> **TASK**:
Please set out the lines of the listing below as a numbered list, from its beginning through the line containing "The riser pipe 8 is at (372, 440).", inclusive, skipping blank lines and leaving the pictures out of your answer.

> **INPUT DATA**:
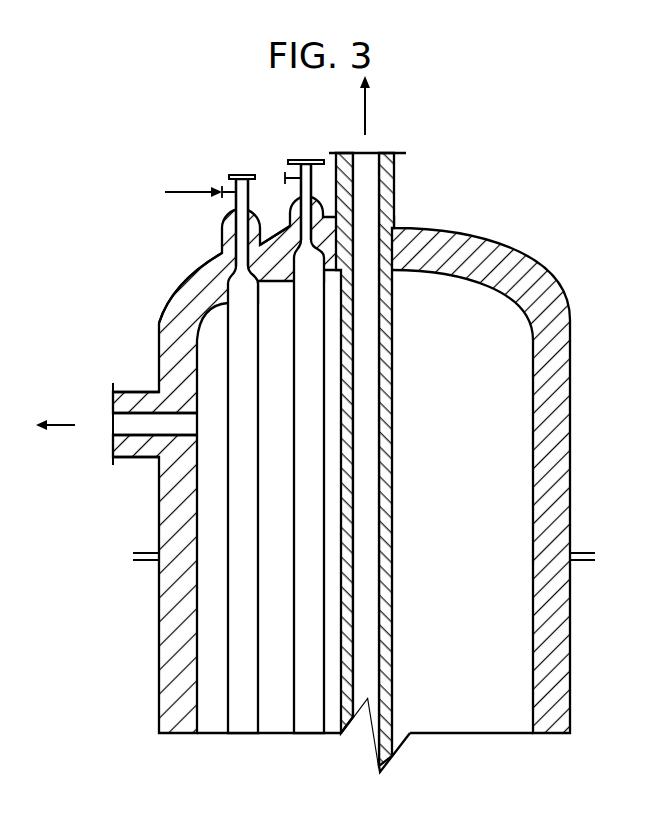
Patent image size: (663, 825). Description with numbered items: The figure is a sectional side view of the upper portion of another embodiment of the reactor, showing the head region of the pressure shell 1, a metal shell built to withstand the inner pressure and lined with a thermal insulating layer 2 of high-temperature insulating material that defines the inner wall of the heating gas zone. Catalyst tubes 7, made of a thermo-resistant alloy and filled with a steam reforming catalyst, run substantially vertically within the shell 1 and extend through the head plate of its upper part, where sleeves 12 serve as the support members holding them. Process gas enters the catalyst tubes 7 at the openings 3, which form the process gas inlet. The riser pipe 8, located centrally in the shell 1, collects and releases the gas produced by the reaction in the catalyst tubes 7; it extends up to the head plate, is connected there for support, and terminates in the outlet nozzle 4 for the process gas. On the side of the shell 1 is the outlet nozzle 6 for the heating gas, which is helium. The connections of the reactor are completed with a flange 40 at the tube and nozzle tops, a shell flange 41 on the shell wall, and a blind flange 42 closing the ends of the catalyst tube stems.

The pressure shell 1 is at (172, 300).
The thermal insulating layer 2 is at (562, 483).
The inlet nozzle 3 is at (222, 187).
The outlet nozzle 4 is at (370, 172).
The outlet nozzle 6 is at (120, 430).
The catalyst tubes 7 is at (234, 379).
The riser pipe 8 is at (372, 440).
The sleeves 12 is at (264, 214).
The flange 40 is at (229, 175).
The shell flange 41 is at (150, 553).
The blind flange 42 is at (236, 173).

> **EXERCISE RESPONSE**:
1. Patent image size: (663, 825). Description with numbered items: The figure is a sectional side view of the upper portion of another embodiment of the reactor, showing the head region of the pressure shell 1, a metal shell built to withstand the inner pressure and lined with a thermal insulating layer 2 of high-temperature insulating material that defines the inner wall of the heating gas zone. Catalyst tubes 7, made of a thermo-resistant alloy and filled with a steam reforming catalyst, run substantially vertically within the shell 1 and extend through the head plate of its upper part, where sleeves 12 serve as the support members holding them. Process gas enters the catalyst tubes 7 at the openings 3, which form the process gas inlet. The riser pipe 8, located centrally in the shell 1, collects and releases the gas produced by the reaction in the catalyst tubes 7; it extends up to the head plate, is connected there for support, and terminates in the outlet nozzle 4 for the process gas. On the side of the shell 1 is the outlet nozzle 6 for the heating gas, which is helium. The connections of the reactor are completed with a flange 40 at the tube and nozzle tops, a shell flange 41 on the shell wall, and a blind flange 42 closing the ends of the catalyst tube stems.
2. The pressure shell 1 is at (172, 300).
3. The thermal insulating layer 2 is at (562, 483).
4. The inlet nozzle 3 is at (222, 187).
5. The outlet nozzle 4 is at (370, 172).
6. The outlet nozzle 6 is at (120, 430).
7. The catalyst tubes 7 is at (234, 379).
8. The riser pipe 8 is at (372, 440).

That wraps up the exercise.